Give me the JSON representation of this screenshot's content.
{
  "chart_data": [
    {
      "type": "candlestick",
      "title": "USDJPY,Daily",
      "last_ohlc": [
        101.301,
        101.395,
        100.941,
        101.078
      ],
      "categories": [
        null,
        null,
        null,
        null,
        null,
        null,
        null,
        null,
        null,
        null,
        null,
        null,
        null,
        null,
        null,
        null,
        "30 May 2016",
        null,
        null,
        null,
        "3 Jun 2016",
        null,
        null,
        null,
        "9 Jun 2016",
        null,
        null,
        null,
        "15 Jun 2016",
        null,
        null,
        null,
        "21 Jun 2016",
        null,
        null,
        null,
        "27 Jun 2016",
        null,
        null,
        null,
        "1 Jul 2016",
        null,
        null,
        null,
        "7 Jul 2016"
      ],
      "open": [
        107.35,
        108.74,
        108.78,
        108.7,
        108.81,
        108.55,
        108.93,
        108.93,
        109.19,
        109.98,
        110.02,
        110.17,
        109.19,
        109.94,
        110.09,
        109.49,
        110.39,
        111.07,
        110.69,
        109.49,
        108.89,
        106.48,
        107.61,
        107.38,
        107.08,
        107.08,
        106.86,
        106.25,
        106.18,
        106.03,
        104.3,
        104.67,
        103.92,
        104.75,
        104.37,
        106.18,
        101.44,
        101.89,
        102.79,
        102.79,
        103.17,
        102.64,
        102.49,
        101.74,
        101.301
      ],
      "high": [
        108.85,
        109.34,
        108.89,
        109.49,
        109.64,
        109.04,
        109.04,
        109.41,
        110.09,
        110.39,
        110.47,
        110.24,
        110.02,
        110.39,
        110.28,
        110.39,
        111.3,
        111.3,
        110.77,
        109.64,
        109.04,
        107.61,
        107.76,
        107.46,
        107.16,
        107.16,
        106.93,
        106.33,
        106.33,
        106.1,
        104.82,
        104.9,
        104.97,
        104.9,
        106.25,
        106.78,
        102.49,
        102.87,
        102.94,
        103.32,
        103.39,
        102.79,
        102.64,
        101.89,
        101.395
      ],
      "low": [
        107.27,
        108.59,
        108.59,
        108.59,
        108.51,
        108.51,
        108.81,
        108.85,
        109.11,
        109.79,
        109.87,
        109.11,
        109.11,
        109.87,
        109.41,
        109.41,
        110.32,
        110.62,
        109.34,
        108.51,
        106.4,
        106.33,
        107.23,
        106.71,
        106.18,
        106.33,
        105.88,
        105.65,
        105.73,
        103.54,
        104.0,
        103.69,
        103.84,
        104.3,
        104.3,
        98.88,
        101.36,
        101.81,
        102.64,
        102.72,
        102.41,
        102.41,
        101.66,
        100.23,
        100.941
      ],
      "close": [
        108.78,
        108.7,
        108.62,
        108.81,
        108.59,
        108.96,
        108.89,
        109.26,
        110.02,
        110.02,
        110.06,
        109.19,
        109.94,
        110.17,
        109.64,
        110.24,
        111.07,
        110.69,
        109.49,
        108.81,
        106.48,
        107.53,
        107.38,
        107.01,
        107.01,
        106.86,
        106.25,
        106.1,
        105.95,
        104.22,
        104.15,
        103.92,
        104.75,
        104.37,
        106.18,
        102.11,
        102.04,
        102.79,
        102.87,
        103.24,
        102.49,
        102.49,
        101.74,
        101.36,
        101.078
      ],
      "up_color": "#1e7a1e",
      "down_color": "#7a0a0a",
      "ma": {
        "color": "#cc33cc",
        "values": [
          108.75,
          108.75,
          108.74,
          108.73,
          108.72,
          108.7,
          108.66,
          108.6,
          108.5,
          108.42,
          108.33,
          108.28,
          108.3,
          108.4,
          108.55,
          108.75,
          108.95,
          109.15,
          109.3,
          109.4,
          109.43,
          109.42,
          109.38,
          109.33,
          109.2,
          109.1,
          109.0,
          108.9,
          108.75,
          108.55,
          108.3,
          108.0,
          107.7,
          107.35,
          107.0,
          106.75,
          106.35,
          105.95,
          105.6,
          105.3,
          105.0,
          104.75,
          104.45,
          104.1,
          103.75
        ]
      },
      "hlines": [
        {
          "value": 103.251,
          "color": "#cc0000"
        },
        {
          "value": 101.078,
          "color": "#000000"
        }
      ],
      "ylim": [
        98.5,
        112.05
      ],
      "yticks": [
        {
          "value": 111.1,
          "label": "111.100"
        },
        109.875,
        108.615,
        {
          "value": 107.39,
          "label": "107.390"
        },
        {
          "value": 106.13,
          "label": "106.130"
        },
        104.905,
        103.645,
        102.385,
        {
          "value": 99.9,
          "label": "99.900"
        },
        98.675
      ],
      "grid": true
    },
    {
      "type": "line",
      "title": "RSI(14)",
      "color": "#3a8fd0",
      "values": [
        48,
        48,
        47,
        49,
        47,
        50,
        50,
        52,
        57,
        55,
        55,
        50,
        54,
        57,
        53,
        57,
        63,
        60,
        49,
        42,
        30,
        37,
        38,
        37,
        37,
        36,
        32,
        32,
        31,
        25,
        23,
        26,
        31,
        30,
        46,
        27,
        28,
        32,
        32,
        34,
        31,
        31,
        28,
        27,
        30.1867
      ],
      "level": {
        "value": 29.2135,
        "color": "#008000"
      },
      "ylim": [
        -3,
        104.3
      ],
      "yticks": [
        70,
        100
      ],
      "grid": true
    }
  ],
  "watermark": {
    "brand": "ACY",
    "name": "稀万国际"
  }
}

══════════

> [Exercise objective] Find every line in the records above that contains the word "label", and copy each one.

> [Result of the exercise]
          "label": "111.100"
          "label": "107.390"
          "label": "106.130"
          "label": "99.900"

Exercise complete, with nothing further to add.